* _The exercise_:
Pull out each line of the records holding the string "preparados".

* _Extracted data_:

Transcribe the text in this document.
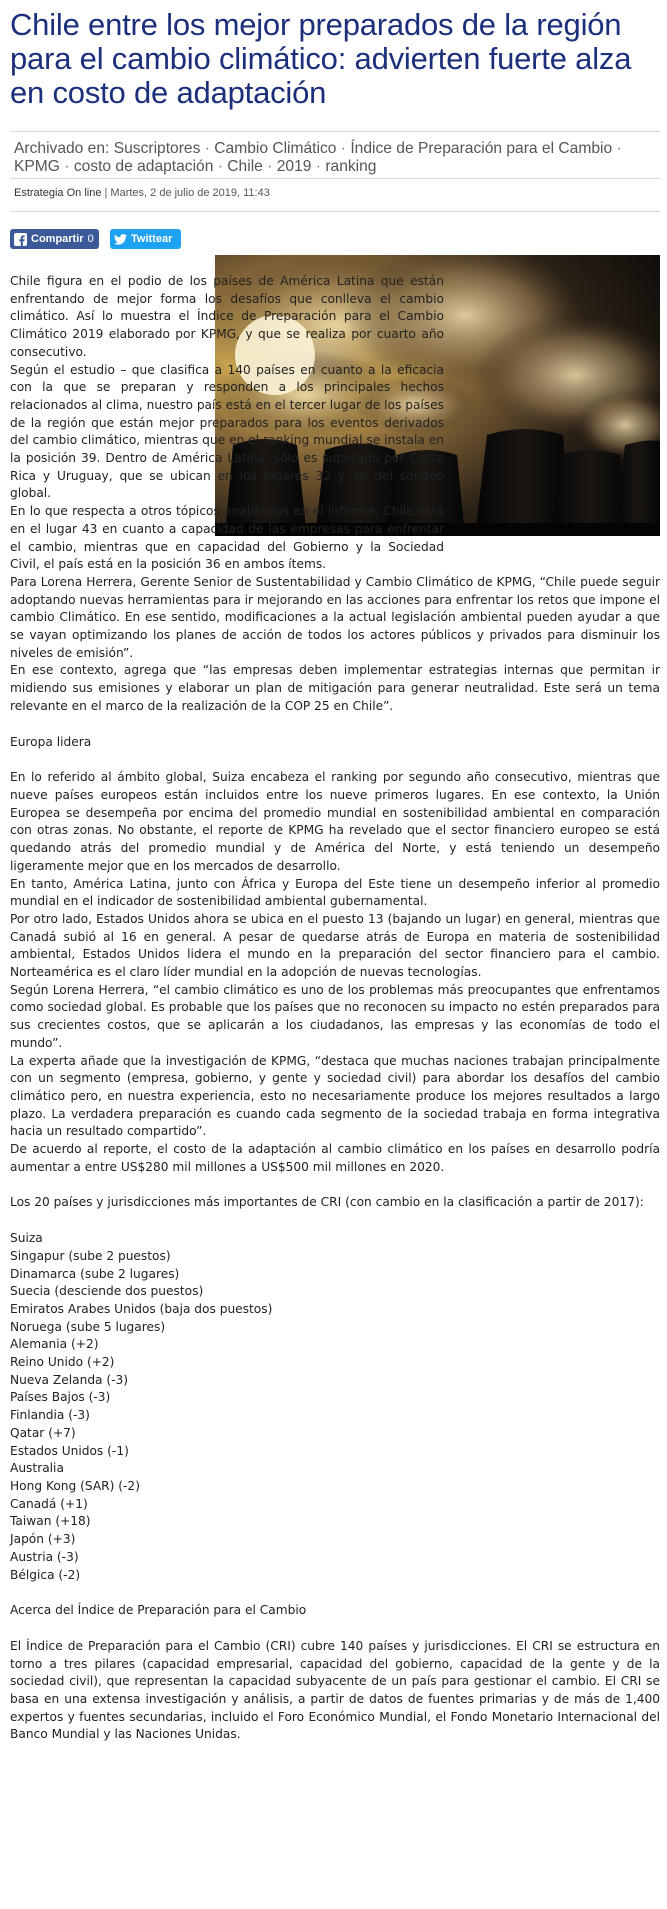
Chile entre los mejor preparados de la región para el cambio climático: advierten fuerte alza en costo de adaptación
Archivado en: Suscriptores · Cambio Climático · Índice de Preparación para el Cambio · KPMG · costo de adaptación · Chile · 2019 · ranking
Estrategia On line | Martes, 2 de julio de 2019, 11:43
Compartir 0	Twittear

Chile figura en el podio de los países de América Latina que están enfrentando de mejor forma los desafíos que conlleva el cambio climático. Así lo muestra el Índice de Preparación para el Cambio Climático 2019 elaborado por KPMG, y que se realiza por cuarto año consecutivo.

Según el estudio – que clasifica a 140 países en cuanto a la eficacia con la que se preparan y responden a los principales hechos relacionados al clima, nuestro país está en el tercer lugar de los países de la región que están mejor preparados para los eventos derivados del cambio climático, mientras que en el ranking mundial se instala en la posición 39. Dentro de América Latina, sólo es superado por Costa Rica y Uruguay, que se ubican en los lugares 32 y 36 del sondeo global.

En lo que respecta a otros tópicos analizados en el informe, Chile está en el lugar 43 en cuanto a capacidad de las empresas para enfrentar el cambio, mientras que en capacidad del Gobierno y la Sociedad Civil, el país está en la posición 36 en ambos ítems.

Para Lorena Herrera, Gerente Senior de Sustentabilidad y Cambio Climático de KPMG, “Chile puede seguir adoptando nuevas herramientas para ir mejorando en las acciones para enfrentar los retos que impone el cambio Climático. En ese sentido, modificaciones a la actual legislación ambiental pueden ayudar a que se vayan optimizando los planes de acción de todos los actores públicos y privados para disminuir los niveles de emisión”.

En ese contexto, agrega que “las empresas deben implementar estrategias internas que permitan ir midiendo sus emisiones y elaborar un plan de mitigación para generar neutralidad. Este será un tema relevante en el marco de la realización de la COP 25 en Chile”.

Europa lidera

En lo referido al ámbito global, Suiza encabeza el ranking por segundo año consecutivo, mientras que nueve países europeos están incluidos entre los nueve primeros lugares. En ese contexto, la Unión Europea se desempeña por encima del promedio mundial en sostenibilidad ambiental en comparación con otras zonas. No obstante, el reporte de KPMG ha revelado que el sector financiero europeo se está quedando atrás del promedio mundial y de América del Norte, y está teniendo un desempeño ligeramente mejor que en los mercados de desarrollo.

En tanto, América Latina, junto con África y Europa del Este tiene un desempeño inferior al promedio mundial en el indicador de sostenibilidad ambiental gubernamental.

Por otro lado, Estados Unidos ahora se ubica en el puesto 13 (bajando un lugar) en general, mientras que Canadá subió al 16 en general. A pesar de quedarse atrás de Europa en materia de sostenibilidad ambiental, Estados Unidos lidera el mundo en la preparación del sector financiero para el cambio. Norteamérica es el claro líder mundial en la adopción de nuevas tecnologías.

Según Lorena Herrera, “el cambio climático es uno de los problemas más preocupantes que enfrentamos como sociedad global. Es probable que los países que no reconocen su impacto no estén preparados para sus crecientes costos, que se aplicarán a los ciudadanos, las empresas y las economías de todo el mundo”.

La experta añade que la investigación de KPMG, “destaca que muchas naciones trabajan principalmente con un segmento (empresa, gobierno, y gente y sociedad civil) para abordar los desafíos del cambio climático pero, en nuestra experiencia, esto no necesariamente produce los mejores resultados a largo plazo. La verdadera preparación es cuando cada segmento de la sociedad trabaja en forma integrativa hacia un resultado compartido”.

De acuerdo al reporte, el costo de la adaptación al cambio climático en los países en desarrollo podría aumentar a entre US$280 mil millones a US$500 mil millones en 2020.

Los 20 países y jurisdicciones más importantes de CRI (con cambio en la clasificación a partir de 2017):

Suiza
Singapur (sube 2 puestos)
Dinamarca (sube 2 lugares)
Suecia (desciende dos puestos)
Emiratos Arabes Unidos (baja dos puestos)
Noruega (sube 5 lugares)
Alemania (+2)
Reino Unido (+2)
Nueva Zelanda (-3)
Países Bajos (-3)
Finlandia (-3)
Qatar (+7)
Estados Unidos (-1)
Australia
Hong Kong (SAR) (-2)
Canadá (+1)
Taiwan (+18)
Japón (+3)
Austria (-3)
Bélgica (-2)

Acerca del Índice de Preparación para el Cambio

El Índice de Preparación para el Cambio (CRI) cubre 140 países y jurisdicciones. El CRI se estructura en torno a tres pilares (capacidad empresarial, capacidad del gobierno, capacidad de la gente y de la sociedad civil), que representan la capacidad subyacente de un país para gestionar el cambio. El CRI se basa en una extensa investigación y análisis, a partir de datos de fuentes primarias y de más de 1,400 expertos y fuentes secundarias, incluido el Foro Económico Mundial, el Fondo Monetario Internacional del Banco Mundial y las Naciones Unidas.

* _Final result_:
Chile entre los mejor preparados de la región para el cambio climático: advierten fuerte alza en costo de adaptación
Según el estudio – que clasifica a 140 países en cuanto a la eficacia con la que se preparan y responden a los principales hechos relacionados al clima, nuestro país está en el tercer lugar de los países de la región que están mejor preparados para los eventos derivados del cambio climático, mientras que en el ranking mundial se instala en la posición 39. Dentro de América Latina, sólo es superado por Costa Rica y Uruguay, que se ubican en los lugares 32 y 36 del sondeo global.
Según Lorena Herrera, “el cambio climático es uno de los problemas más preocupantes que enfrentamos como sociedad global. Es probable que los países que no reconocen su impacto no estén preparados para sus crecientes costos, que se aplicarán a los ciudadanos, las empresas y las economías de todo el mundo”.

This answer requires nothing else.